Work to be completed >>
Copy out the entries in full and with complete accuracy; pictures are excluded.

[Dataset rows]
Begin
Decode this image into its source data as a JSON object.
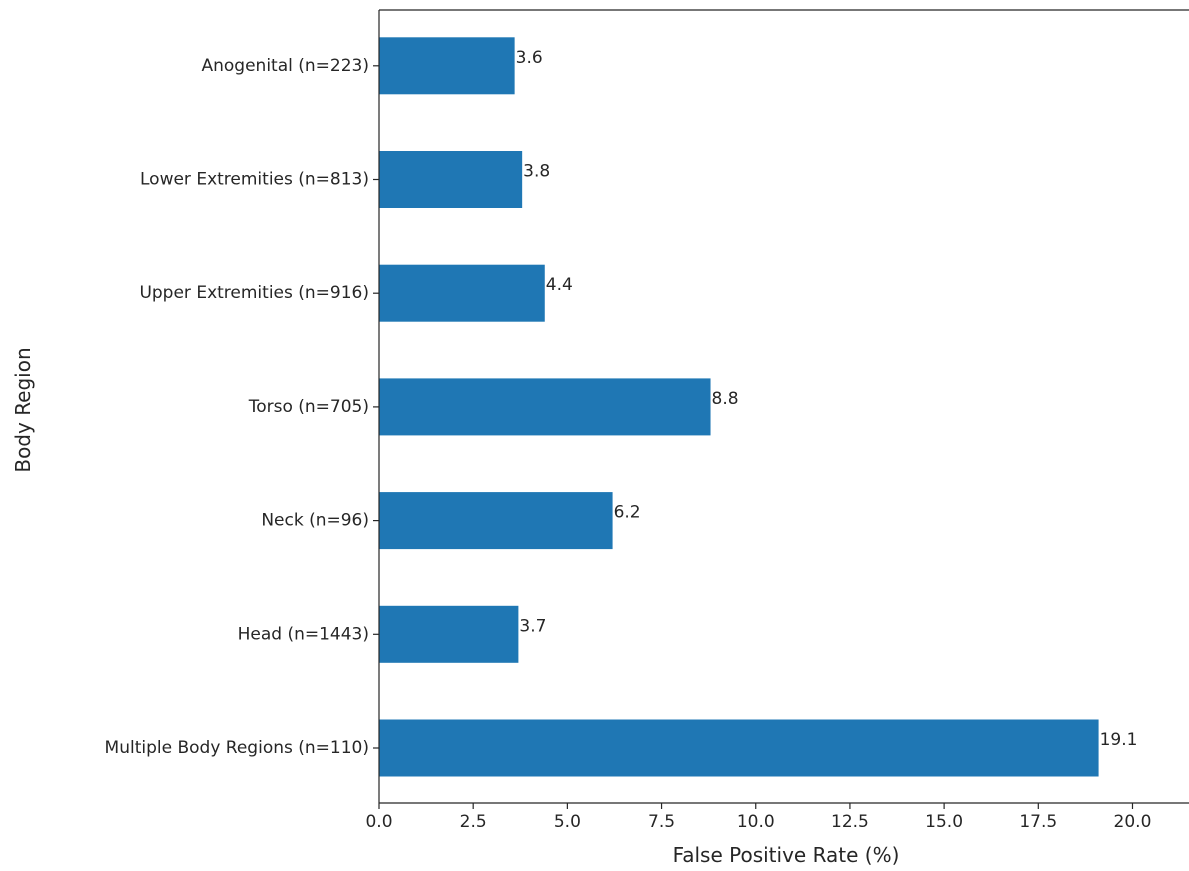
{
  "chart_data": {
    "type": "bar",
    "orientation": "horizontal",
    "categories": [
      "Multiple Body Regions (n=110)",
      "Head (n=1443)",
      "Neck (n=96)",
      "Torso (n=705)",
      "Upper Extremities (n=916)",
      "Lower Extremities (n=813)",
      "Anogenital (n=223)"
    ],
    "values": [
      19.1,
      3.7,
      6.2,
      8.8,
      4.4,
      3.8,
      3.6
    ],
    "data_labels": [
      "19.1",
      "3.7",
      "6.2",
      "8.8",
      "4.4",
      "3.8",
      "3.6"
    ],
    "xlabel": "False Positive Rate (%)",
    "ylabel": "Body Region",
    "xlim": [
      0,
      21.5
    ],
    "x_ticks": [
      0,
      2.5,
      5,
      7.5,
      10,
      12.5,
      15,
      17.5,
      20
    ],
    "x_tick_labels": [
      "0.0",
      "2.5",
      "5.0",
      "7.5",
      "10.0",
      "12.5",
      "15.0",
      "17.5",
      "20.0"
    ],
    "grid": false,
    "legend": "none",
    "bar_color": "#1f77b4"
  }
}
End
Response >>
Decode this image into its source data as a JSON object.
{
  "chart_data": {
    "type": "bar",
    "orientation": "horizontal",
    "categories": [
      "Multiple Body Regions (n=110)",
      "Head (n=1443)",
      "Neck (n=96)",
      "Torso (n=705)",
      "Upper Extremities (n=916)",
      "Lower Extremities (n=813)",
      "Anogenital (n=223)"
    ],
    "values": [
      19.1,
      3.7,
      6.2,
      8.8,
      4.4,
      3.8,
      3.6
    ],
    "data_labels": [
      "19.1",
      "3.7",
      "6.2",
      "8.8",
      "4.4",
      "3.8",
      "3.6"
    ],
    "xlabel": "False Positive Rate (%)",
    "ylabel": "Body Region",
    "xlim": [
      0,
      21.5
    ],
    "x_ticks": [
      0,
      2.5,
      5,
      7.5,
      10,
      12.5,
      15,
      17.5,
      20
    ],
    "x_tick_labels": [
      "0.0",
      "2.5",
      "5.0",
      "7.5",
      "10.0",
      "12.5",
      "15.0",
      "17.5",
      "20.0"
    ],
    "grid": false,
    "legend": "none",
    "bar_color": "#1f77b4"
  }
}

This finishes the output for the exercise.